▶ **Your goal**
Show all lines holding the string "external".

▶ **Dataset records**
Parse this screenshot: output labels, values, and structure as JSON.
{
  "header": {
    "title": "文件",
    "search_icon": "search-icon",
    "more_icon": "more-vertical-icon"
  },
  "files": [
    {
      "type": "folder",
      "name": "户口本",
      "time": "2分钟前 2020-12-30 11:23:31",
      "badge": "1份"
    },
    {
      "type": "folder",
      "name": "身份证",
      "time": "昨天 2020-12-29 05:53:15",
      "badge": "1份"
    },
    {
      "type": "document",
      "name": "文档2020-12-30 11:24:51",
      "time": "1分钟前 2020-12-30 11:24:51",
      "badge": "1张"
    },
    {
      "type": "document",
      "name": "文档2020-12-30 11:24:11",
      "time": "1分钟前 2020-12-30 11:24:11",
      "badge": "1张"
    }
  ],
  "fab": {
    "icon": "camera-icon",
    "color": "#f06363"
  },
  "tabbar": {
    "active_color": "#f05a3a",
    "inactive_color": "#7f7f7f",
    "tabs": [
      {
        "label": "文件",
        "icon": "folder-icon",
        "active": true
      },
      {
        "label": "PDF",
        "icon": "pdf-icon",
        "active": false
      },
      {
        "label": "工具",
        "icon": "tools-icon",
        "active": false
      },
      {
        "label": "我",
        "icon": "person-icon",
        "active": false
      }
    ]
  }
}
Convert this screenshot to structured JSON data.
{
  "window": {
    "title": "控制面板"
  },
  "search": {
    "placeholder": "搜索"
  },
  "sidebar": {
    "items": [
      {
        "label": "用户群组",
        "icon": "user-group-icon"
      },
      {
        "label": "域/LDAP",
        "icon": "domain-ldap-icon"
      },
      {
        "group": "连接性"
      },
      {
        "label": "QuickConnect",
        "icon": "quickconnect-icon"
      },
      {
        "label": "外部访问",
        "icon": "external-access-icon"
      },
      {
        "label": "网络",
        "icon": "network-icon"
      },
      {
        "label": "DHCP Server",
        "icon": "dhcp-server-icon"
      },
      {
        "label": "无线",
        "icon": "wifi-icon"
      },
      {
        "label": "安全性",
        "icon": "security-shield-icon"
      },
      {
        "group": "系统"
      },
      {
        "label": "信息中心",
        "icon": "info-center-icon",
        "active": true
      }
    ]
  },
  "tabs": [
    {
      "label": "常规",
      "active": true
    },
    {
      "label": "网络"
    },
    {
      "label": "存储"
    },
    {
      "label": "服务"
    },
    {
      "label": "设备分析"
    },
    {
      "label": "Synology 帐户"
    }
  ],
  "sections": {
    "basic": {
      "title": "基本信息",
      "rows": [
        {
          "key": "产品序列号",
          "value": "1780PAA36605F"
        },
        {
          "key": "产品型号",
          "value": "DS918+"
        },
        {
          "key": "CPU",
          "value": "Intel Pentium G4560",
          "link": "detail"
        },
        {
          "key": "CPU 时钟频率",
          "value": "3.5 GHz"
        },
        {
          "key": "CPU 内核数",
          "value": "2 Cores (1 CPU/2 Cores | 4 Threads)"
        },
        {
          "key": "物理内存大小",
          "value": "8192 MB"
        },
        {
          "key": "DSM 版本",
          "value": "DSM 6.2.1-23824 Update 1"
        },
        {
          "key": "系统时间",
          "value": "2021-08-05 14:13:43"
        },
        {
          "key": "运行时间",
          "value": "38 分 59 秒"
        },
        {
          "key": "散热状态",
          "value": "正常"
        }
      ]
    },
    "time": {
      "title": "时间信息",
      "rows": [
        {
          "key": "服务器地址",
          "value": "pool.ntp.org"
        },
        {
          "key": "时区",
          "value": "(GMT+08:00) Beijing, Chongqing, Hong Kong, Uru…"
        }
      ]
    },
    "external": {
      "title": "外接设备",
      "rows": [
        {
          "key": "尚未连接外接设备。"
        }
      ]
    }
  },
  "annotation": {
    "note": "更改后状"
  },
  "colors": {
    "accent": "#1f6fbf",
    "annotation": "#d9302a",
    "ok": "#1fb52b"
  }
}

▶ **Solution to this exercise**
        "icon": "external-access-icon"
    "external": {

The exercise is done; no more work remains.